= Prompt =
Determine which lines of the records include the word "United", and copy them.

[Collection entries]
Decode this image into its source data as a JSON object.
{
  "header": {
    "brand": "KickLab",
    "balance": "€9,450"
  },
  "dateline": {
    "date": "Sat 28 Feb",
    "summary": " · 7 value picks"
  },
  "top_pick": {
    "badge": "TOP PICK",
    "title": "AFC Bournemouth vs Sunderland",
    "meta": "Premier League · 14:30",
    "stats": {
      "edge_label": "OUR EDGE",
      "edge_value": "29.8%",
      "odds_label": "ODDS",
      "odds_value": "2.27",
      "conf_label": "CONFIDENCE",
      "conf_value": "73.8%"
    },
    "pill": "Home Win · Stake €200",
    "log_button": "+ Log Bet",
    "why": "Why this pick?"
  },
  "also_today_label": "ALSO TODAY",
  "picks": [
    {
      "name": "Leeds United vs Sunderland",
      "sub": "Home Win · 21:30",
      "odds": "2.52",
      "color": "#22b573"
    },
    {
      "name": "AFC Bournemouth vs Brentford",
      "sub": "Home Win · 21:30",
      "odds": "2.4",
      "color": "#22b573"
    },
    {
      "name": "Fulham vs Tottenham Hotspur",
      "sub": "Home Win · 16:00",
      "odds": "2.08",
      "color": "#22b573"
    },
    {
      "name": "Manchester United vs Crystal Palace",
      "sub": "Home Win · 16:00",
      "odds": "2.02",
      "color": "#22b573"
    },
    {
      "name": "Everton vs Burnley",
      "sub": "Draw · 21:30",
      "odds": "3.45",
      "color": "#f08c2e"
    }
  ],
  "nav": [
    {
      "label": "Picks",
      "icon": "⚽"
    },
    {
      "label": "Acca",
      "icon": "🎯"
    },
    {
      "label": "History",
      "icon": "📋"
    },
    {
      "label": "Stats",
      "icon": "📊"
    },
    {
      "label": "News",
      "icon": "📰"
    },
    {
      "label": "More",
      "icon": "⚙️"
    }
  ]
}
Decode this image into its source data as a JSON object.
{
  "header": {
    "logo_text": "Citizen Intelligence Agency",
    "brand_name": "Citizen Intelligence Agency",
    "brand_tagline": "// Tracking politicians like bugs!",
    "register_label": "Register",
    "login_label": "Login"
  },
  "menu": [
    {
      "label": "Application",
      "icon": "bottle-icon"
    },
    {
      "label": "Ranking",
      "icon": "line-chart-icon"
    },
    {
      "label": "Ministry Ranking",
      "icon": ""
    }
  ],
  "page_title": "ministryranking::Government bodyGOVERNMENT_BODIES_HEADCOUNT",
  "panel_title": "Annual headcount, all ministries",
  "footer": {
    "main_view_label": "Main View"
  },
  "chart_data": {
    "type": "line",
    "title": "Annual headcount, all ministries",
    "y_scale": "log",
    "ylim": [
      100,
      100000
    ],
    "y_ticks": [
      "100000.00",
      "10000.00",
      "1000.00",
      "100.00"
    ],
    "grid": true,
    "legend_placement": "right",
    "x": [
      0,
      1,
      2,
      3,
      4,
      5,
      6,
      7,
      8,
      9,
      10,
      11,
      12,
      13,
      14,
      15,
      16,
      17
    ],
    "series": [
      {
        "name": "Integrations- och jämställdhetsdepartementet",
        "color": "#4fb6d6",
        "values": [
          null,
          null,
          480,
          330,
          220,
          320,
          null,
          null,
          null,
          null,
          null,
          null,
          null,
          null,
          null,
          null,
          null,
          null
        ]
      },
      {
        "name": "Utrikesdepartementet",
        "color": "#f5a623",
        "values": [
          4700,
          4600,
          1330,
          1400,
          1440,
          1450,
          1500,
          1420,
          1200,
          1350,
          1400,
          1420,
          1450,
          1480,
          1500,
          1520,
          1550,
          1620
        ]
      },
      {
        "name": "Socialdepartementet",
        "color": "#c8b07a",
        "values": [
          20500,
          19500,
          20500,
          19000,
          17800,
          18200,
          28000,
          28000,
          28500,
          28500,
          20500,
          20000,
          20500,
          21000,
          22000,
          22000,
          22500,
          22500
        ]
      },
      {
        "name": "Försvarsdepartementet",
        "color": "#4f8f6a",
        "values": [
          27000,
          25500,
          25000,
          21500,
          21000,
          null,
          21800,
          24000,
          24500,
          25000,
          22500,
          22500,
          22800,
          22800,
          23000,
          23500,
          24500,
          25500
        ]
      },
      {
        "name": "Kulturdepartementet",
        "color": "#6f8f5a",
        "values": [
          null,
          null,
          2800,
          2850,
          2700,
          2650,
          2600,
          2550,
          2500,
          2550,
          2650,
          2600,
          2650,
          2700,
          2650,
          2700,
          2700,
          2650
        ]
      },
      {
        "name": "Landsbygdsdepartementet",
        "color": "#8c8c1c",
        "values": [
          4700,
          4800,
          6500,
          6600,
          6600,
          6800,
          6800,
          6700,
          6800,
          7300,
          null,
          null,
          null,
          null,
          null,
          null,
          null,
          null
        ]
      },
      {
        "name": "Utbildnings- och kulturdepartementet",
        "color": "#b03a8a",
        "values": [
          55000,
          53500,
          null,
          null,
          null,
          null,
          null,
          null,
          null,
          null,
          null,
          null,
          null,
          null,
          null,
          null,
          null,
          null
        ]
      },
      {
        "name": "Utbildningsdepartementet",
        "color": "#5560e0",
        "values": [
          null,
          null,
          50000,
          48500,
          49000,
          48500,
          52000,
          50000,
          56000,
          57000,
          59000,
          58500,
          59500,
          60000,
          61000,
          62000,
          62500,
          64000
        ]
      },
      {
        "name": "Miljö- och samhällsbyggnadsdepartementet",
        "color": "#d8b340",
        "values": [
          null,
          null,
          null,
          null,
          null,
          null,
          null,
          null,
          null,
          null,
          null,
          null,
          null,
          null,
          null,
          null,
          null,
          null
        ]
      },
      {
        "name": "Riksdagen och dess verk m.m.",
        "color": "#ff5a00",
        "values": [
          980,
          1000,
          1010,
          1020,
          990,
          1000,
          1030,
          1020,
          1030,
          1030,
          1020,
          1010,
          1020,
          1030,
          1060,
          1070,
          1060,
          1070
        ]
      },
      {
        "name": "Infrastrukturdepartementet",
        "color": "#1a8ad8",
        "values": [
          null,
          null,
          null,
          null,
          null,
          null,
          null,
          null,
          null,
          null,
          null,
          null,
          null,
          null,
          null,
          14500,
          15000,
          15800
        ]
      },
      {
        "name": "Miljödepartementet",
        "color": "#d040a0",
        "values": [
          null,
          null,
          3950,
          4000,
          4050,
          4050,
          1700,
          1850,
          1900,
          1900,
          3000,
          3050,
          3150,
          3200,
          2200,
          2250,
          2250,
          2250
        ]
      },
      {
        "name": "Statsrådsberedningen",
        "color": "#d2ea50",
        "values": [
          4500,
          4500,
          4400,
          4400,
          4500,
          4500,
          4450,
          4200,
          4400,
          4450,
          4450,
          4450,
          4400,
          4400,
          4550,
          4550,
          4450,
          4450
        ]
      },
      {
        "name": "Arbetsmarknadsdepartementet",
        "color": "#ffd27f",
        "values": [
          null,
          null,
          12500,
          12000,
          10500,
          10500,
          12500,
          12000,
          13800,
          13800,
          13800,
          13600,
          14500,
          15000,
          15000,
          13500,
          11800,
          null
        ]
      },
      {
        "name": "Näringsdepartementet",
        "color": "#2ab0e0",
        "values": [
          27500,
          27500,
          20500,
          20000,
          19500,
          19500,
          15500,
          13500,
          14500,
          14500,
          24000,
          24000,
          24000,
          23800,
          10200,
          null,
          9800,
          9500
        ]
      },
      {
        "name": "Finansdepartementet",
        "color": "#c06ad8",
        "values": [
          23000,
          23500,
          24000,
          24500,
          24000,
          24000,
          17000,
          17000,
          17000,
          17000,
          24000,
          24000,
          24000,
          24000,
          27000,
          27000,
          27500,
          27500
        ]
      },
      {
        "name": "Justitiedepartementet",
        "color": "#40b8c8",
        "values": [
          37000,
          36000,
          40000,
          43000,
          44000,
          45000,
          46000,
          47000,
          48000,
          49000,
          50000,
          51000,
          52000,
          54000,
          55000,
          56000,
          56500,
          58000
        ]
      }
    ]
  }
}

= Problem solution =
      "name": "Leeds United vs Sunderland",
      "name": "Manchester United vs Crystal Palace",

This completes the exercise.